Transcribe the listing below exactly, from its first line through the line containing "y-axis-label: (Miles): [29, 358, 48, 409]", including both of these lines.

**Records**:

________________________

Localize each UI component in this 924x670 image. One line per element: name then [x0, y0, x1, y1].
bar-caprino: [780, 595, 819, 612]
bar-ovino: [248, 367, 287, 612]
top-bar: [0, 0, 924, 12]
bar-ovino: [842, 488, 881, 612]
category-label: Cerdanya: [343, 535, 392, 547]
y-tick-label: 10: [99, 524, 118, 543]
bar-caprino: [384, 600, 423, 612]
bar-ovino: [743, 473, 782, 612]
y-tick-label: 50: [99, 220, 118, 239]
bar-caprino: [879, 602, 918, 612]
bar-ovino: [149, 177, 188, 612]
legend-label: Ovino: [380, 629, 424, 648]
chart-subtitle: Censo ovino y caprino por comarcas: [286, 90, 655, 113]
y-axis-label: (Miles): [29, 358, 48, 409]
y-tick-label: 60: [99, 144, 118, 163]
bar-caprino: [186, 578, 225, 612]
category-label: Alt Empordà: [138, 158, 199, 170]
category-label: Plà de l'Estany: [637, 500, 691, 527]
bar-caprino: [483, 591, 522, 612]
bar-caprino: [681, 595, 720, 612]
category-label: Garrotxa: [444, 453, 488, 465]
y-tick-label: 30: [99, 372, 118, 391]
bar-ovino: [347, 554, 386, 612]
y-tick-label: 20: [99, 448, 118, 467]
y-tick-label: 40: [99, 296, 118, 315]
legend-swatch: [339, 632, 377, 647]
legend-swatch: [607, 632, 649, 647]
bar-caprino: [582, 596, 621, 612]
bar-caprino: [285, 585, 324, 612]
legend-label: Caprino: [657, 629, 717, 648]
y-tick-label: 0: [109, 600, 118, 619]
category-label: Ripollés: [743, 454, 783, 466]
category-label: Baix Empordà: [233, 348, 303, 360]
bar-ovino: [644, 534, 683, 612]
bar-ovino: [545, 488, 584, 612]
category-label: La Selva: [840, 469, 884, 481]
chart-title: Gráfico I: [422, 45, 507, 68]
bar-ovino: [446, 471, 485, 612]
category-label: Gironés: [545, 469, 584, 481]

________________________

**Full answer**:
Localize each UI component in this 924x670 image. One line per element: name then [x0, y0, x1, y1].
bar-caprino: [780, 595, 819, 612]
bar-ovino: [248, 367, 287, 612]
top-bar: [0, 0, 924, 12]
bar-ovino: [842, 488, 881, 612]
category-label: Cerdanya: [343, 535, 392, 547]
y-tick-label: 10: [99, 524, 118, 543]
bar-caprino: [384, 600, 423, 612]
bar-ovino: [743, 473, 782, 612]
y-tick-label: 50: [99, 220, 118, 239]
bar-caprino: [879, 602, 918, 612]
bar-ovino: [149, 177, 188, 612]
legend-label: Ovino: [380, 629, 424, 648]
chart-subtitle: Censo ovino y caprino por comarcas: [286, 90, 655, 113]
y-axis-label: (Miles): [29, 358, 48, 409]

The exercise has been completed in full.